→ INPUT RECORDS:
----
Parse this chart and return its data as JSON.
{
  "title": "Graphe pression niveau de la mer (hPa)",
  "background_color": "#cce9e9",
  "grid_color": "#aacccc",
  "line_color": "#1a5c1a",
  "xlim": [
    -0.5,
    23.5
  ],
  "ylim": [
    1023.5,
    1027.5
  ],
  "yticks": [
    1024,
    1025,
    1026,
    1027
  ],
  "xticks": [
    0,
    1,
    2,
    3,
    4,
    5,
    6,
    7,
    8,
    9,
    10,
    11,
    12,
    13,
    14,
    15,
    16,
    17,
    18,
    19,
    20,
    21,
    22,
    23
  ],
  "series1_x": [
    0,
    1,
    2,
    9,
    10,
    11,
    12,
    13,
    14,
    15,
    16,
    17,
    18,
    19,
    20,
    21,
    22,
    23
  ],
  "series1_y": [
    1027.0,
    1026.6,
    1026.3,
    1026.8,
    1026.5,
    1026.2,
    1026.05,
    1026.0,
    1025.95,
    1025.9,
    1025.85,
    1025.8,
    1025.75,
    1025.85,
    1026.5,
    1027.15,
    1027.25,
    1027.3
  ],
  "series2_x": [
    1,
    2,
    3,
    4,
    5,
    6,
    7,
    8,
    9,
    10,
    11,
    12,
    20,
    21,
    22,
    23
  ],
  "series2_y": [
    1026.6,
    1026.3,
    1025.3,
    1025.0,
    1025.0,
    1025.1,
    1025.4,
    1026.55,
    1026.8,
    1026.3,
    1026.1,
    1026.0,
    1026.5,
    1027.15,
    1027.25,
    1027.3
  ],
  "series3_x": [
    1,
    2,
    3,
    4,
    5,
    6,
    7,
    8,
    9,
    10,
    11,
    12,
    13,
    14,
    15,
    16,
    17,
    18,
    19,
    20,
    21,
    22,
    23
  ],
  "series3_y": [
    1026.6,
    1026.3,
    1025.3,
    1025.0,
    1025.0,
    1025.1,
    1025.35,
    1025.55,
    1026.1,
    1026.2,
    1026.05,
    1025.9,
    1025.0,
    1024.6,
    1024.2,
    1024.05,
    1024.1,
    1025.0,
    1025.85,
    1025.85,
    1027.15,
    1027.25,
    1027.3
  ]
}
----
→ TO DO:
Restate each record word for word.

→ ANSWER TO THIS EXERCISE:
Parse this chart and return its data as JSON.
{
  "title": "Graphe pression niveau de la mer (hPa)",
  "background_color": "#cce9e9",
  "grid_color": "#aacccc",
  "line_color": "#1a5c1a",
  "xlim": [
    -0.5,
    23.5
  ],
  "ylim": [
    1023.5,
    1027.5
  ],
  "yticks": [
    1024,
    1025,
    1026,
    1027
  ],
  "xticks": [
    0,
    1,
    2,
    3,
    4,
    5,
    6,
    7,
    8,
    9,
    10,
    11,
    12,
    13,
    14,
    15,
    16,
    17,
    18,
    19,
    20,
    21,
    22,
    23
  ],
  "series1_x": [
    0,
    1,
    2,
    9,
    10,
    11,
    12,
    13,
    14,
    15,
    16,
    17,
    18,
    19,
    20,
    21,
    22,
    23
  ],
  "series1_y": [
    1027.0,
    1026.6,
    1026.3,
    1026.8,
    1026.5,
    1026.2,
    1026.05,
    1026.0,
    1025.95,
    1025.9,
    1025.85,
    1025.8,
    1025.75,
    1025.85,
    1026.5,
    1027.15,
    1027.25,
    1027.3
  ],
  "series2_x": [
    1,
    2,
    3,
    4,
    5,
    6,
    7,
    8,
    9,
    10,
    11,
    12,
    20,
    21,
    22,
    23
  ],
  "series2_y": [
    1026.6,
    1026.3,
    1025.3,
    1025.0,
    1025.0,
    1025.1,
    1025.4,
    1026.55,
    1026.8,
    1026.3,
    1026.1,
    1026.0,
    1026.5,
    1027.15,
    1027.25,
    1027.3
  ],
  "series3_x": [
    1,
    2,
    3,
    4,
    5,
    6,
    7,
    8,
    9,
    10,
    11,
    12,
    13,
    14,
    15,
    16,
    17,
    18,
    19,
    20,
    21,
    22,
    23
  ],
  "series3_y": [
    1026.6,
    1026.3,
    1025.3,
    1025.0,
    1025.0,
    1025.1,
    1025.35,
    1025.55,
    1026.1,
    1026.2,
    1026.05,
    1025.9,
    1025.0,
    1024.6,
    1024.2,
    1024.05,
    1024.1,
    1025.0,
    1025.85,
    1025.85,
    1027.15,
    1027.25,
    1027.3
  ]
}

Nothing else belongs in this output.